◆ EXERCISE BRIEF
Exactly reproduce the entries, dropping any pictures from your copy.

------------

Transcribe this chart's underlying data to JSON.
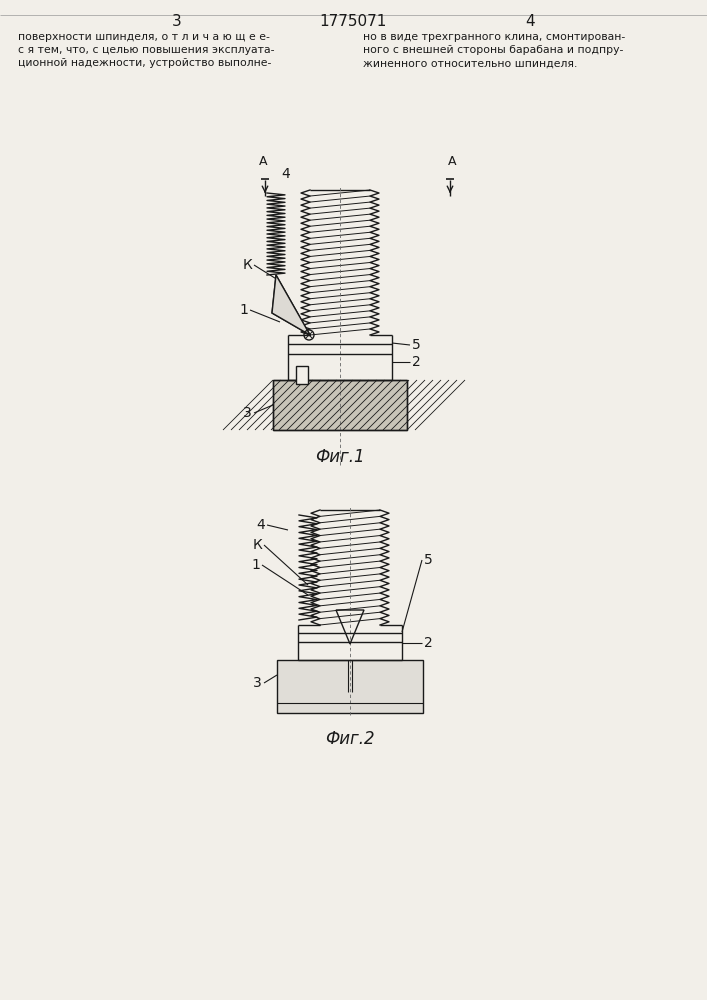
{
  "page_num_left": "3",
  "page_num_center": "1775071",
  "page_num_right": "4",
  "text_left": "поверхности шпинделя, о т л и ч а ю щ е е-\nс я тем, что, с целью повышения эксплуата-\nционной надежности, устройство выполне-",
  "text_right": "но в виде трехгранного клина, смонтирован-\nного с внешней стороны барабана и подпру-\nжиненного относительно шпинделя.",
  "fig1_caption": "Фиг.1",
  "fig2_caption": "Фиг.2",
  "bg_color": "#f2efe9",
  "line_color": "#1a1a1a",
  "text_color": "#1a1a1a"
}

------------

◆ EXERCISE RESULT
Transcribe this chart's underlying data to JSON.
{
  "page_num_left": "3",
  "page_num_center": "1775071",
  "page_num_right": "4",
  "text_left": "поверхности шпинделя, о т л и ч а ю щ е е-\nс я тем, что, с целью повышения эксплуата-\nционной надежности, устройство выполне-",
  "text_right": "но в виде трехгранного клина, смонтирован-\nного с внешней стороны барабана и подпру-\nжиненного относительно шпинделя.",
  "fig1_caption": "Фиг.1",
  "fig2_caption": "Фиг.2",
  "bg_color": "#f2efe9",
  "line_color": "#1a1a1a",
  "text_color": "#1a1a1a"
}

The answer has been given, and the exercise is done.